Task 1: In the passage about Michael Deaver, what was his three-year prison sentence reduced to?
Task 2: Pick up the passage about Michael Deaver after its final sentence and keep writing.

Document passage:
::::

While serving on Reagan's staff, Deaver worked closely with Chief of Staff James Baker and Counselor to the President Ed Meese. They were known as "The Troika" by some observers of the White House due to their influence over policy.

As Deputy Chief of Staff, Deaver worked primarily on media management, forming how the public perceived Reagan, sometimes by engineering press events so that the White House set the networks' agenda for covering him.

On March 30, 1981, Deaver was present at the attempted assassination of Ronald Reagan; he stood feet away from John Hinckley Jr. as he fired at Reagan, wounding him. Deaver later supported Nancy Reagan in the hospital as she arrived.

Deaver resigned from the White House staff in May 1985. Health concerns were one reason for his resignation: he was a heavy drinker, consuming 1/5 gallon of whiskey daily and working under great pressure. He later wrote of that period in his life: "I was a sick guy."

==Perjury conviction==
On March 18, 1987, Deaver was convicted of perjury for congressional testimony he had submitted. He was convicted on three of five counts of perjury stemming from statements to a congressional subcommittee and federal grand jury investigating his lobbying activities with administration officials. Deaver blamed alcoholism for lapses in memory and judgment. He was sentenced to three years in prison, but the sentence was reduced to three years of probation and a $100,000 fine. Deaver was also ordered to perform 1,500 hours of public service. In the final days of Reagan's presidency the question of a pardon arose, but Reagan noted in his diaries that Deaver had said he would not accept a pardon.

==Later life and death==
Shortly after Deaver resigned from the White House, he formed Michael K. Deaver, Inc. and became a lobbyist. For a time he was in business with another Reagan aide, Peter D. Hannaford, in a public relations firm named Deaver and Hannaford.

In his later years, Deaver wrote three books: Behind the Scenes (1988; co-written with Mickey Herskowitz), A Different Drummer: My Thirty Years with Ronald Reagan (2001; foreword by Nancy Reagan), and Nancy: A Portrait of My Years with Nancy Reagan (2004). In 2005, he edited and published a collection of essays, Why I Am a Reagan Conservative.

::::

Document structure recognition data:
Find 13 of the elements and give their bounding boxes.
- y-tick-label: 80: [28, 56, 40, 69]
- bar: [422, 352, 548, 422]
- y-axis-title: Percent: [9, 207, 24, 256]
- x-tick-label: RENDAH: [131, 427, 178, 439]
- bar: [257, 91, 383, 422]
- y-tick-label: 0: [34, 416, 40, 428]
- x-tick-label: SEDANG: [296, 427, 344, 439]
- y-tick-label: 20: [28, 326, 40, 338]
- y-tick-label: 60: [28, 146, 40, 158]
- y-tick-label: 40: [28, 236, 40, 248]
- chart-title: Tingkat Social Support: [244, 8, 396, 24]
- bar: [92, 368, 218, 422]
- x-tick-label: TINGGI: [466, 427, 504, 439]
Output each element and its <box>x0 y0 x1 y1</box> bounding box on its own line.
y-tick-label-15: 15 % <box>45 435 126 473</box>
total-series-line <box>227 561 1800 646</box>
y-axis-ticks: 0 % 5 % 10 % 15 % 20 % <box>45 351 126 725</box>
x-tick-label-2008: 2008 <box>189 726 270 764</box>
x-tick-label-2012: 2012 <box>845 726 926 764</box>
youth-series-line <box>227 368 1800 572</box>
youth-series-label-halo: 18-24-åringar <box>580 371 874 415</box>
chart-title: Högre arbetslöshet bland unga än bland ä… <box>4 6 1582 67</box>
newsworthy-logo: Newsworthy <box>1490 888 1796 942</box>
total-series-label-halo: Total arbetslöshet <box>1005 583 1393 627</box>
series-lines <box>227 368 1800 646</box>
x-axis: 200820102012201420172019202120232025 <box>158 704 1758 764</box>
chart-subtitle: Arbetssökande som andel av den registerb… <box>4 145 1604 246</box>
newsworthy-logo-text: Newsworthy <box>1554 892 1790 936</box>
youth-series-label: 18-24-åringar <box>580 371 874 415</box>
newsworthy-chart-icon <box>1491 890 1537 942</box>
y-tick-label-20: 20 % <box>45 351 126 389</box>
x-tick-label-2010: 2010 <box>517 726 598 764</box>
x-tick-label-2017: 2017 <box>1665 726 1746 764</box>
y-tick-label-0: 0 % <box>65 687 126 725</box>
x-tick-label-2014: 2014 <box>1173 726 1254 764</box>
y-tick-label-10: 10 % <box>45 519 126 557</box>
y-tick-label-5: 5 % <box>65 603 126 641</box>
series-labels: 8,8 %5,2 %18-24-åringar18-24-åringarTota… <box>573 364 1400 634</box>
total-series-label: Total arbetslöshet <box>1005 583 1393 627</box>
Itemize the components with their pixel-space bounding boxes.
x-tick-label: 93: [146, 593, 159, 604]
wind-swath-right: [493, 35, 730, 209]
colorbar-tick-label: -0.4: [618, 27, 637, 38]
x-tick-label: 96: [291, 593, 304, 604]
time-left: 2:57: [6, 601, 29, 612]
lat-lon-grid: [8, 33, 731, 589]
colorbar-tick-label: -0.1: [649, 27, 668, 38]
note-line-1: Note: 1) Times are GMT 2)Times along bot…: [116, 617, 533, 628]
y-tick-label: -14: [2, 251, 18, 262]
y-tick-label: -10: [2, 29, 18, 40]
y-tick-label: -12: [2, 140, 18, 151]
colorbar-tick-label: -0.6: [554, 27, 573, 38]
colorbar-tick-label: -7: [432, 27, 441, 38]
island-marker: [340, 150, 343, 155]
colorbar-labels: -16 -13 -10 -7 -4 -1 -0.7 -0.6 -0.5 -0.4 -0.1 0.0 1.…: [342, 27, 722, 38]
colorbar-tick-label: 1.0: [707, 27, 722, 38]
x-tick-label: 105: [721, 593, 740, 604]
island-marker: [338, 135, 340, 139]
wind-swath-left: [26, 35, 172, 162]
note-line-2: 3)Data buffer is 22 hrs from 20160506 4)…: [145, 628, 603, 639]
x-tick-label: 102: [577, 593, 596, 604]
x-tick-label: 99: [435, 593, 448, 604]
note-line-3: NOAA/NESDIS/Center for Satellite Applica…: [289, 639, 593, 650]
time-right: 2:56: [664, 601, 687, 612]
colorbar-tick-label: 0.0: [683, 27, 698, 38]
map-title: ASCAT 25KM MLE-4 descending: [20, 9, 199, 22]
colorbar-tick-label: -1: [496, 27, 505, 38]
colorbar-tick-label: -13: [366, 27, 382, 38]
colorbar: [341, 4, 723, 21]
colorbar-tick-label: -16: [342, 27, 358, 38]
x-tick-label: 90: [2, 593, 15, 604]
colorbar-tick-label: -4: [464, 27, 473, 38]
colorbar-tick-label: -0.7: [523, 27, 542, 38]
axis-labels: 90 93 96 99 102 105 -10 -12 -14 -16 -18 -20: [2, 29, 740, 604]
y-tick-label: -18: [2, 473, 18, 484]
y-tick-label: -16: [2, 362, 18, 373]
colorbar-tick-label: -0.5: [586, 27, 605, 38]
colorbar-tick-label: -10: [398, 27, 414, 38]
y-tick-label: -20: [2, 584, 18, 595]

::::

Response 1: Three years of probation and a $100,000 fine.

Response 2:
Deaver also worked at the Washington, D.C. office of Edelman, a public relations agency, a role he held from 1992 to 2006, ultimately as chairman of the D.C. office. In a 2001 interview with the Los Angeles Times, Deaver said: "I've always said the only thing I did is light [Reagan] well... My job was filling up the space around the head. I didn't make Ronald Reagan. Ronald Reagan made me." According to Nancy Reagan, Deaver's greatest skill "was in arranging what were known as good visuals—televised events or scenes that would leave a powerful symbolic image in people's minds." In 2006, Deaver was awarded an honorary degree from Universidad Francisco Marroquín in Guatemala City, Guatemala.

Deaver died of pancreatic cancer on August 18, 2007, at age 69 at his home in Maryland. He is survived by his wife, Carolyn, and their two children. In a statement, Nancy Reagan said Deaver "was the closest of friends to both Ronnie and me in many ways, and he was like a son to Ronnie... We met great challenges together... I will miss Mike terribly."

==Books==
- Deaver, Michael (with Mickey Herskowitz). Behind the Scenes (1988).
- Deaver, Michael (with a foreword by Nancy Reagan). A Different Drummer: My Thirty Years with Ronald Reagan (2001).
- Deaver, Michael. Nancy: A Portrait of My Years with Nancy Reagan (2004).
- Deaver, Michael. (Ed.) Why I Am a Reagan Conservative (2005).